Task data »
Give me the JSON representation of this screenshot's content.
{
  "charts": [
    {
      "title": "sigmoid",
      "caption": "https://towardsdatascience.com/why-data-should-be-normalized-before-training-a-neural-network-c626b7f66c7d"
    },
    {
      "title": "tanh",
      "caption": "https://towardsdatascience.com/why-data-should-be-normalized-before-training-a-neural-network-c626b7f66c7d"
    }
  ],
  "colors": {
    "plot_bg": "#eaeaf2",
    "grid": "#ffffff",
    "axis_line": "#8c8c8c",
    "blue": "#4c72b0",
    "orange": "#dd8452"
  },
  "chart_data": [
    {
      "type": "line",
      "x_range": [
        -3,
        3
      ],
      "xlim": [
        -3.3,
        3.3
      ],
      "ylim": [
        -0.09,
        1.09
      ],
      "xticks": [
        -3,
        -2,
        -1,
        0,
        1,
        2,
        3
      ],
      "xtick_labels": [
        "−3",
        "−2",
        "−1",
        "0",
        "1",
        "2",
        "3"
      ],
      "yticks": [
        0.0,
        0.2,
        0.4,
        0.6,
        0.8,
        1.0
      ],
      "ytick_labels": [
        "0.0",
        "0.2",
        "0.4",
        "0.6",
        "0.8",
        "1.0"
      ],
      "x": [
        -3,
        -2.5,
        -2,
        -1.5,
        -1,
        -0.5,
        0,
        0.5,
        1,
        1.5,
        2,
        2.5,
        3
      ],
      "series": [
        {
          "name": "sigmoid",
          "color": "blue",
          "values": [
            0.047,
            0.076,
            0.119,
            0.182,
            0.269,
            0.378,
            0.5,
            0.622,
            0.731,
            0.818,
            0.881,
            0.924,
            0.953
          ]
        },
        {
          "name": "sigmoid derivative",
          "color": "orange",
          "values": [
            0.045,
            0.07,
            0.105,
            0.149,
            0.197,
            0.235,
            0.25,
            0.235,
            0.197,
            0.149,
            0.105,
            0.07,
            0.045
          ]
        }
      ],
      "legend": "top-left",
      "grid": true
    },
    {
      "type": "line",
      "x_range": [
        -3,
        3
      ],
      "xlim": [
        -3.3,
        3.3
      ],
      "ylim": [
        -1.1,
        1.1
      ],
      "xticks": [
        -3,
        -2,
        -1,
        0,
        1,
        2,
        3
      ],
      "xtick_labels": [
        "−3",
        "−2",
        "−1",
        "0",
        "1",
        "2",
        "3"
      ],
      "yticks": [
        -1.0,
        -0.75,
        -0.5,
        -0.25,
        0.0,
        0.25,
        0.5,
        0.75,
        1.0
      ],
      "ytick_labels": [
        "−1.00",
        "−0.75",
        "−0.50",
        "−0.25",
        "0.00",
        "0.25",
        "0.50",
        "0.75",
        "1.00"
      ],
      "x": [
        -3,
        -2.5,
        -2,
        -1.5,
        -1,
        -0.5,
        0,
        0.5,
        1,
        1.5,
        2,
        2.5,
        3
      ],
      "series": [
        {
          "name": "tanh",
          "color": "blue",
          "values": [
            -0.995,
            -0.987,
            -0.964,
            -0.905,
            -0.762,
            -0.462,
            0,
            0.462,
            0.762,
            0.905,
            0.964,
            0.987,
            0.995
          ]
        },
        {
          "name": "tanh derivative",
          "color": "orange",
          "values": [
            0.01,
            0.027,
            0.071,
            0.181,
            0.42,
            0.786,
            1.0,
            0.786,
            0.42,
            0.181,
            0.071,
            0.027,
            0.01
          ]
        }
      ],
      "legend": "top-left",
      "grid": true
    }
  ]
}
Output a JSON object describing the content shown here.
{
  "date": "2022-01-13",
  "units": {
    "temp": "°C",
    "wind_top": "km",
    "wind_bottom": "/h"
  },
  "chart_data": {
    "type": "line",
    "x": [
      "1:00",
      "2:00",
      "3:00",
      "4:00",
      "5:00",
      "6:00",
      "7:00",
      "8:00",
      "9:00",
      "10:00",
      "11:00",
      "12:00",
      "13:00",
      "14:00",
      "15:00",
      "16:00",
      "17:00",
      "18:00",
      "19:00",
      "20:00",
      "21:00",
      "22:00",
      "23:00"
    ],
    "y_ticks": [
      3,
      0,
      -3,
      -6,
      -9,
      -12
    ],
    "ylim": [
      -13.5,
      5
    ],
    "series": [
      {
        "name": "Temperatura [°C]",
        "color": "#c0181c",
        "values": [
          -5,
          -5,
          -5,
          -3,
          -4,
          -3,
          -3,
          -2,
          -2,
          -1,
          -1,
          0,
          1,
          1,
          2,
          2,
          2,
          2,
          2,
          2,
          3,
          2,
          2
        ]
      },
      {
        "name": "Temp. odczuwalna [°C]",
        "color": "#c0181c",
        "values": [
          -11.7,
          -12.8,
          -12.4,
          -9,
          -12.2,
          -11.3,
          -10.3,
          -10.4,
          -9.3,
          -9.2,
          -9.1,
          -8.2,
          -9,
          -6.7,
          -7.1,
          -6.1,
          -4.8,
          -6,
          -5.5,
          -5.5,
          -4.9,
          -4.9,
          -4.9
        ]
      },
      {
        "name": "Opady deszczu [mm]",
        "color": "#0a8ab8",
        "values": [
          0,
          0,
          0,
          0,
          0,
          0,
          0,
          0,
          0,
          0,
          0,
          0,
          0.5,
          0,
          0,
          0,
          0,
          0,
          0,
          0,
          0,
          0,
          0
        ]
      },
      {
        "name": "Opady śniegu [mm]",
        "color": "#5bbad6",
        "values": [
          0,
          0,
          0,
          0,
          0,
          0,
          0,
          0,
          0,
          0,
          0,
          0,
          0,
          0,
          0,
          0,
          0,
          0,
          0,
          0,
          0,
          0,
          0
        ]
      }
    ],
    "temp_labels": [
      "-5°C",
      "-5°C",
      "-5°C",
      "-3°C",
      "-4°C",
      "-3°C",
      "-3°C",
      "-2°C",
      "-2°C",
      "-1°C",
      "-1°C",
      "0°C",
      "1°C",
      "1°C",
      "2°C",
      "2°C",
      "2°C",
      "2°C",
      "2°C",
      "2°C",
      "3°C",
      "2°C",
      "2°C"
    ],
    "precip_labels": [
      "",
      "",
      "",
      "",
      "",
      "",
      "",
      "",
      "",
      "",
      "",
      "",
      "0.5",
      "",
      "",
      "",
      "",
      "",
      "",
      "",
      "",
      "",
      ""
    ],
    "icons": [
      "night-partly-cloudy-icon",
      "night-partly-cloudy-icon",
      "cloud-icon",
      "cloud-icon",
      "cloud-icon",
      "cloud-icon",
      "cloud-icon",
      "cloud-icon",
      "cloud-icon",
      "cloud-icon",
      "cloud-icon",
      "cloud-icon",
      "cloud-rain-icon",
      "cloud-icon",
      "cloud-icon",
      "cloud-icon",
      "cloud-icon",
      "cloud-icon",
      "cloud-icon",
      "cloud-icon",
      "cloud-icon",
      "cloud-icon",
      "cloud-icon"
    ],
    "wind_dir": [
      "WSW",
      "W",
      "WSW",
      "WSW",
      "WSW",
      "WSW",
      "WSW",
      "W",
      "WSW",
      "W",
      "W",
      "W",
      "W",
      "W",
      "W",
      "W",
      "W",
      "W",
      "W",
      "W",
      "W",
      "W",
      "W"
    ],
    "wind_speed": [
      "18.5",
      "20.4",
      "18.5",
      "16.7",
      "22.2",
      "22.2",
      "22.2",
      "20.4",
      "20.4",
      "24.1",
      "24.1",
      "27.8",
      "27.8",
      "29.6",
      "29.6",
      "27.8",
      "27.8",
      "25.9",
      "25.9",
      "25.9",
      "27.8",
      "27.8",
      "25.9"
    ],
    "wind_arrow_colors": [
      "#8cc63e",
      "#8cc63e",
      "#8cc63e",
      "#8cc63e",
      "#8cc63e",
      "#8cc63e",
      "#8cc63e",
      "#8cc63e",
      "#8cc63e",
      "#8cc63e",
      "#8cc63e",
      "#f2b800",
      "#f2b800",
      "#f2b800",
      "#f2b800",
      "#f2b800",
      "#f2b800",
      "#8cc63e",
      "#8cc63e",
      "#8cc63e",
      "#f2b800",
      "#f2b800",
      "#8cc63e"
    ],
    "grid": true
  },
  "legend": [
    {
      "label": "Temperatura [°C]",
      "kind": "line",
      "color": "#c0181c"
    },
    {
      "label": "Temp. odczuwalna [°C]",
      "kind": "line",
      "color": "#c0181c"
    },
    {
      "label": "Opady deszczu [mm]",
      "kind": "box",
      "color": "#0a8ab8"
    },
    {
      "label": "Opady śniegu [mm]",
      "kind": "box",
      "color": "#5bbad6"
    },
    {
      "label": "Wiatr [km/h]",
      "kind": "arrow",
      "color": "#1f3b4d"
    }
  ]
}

What the task requires » Where a line in the material contains "grid", copy that line.

Exercise output »
    "grid": "#ffffff",
      "grid": true
      "grid": true
    "grid": true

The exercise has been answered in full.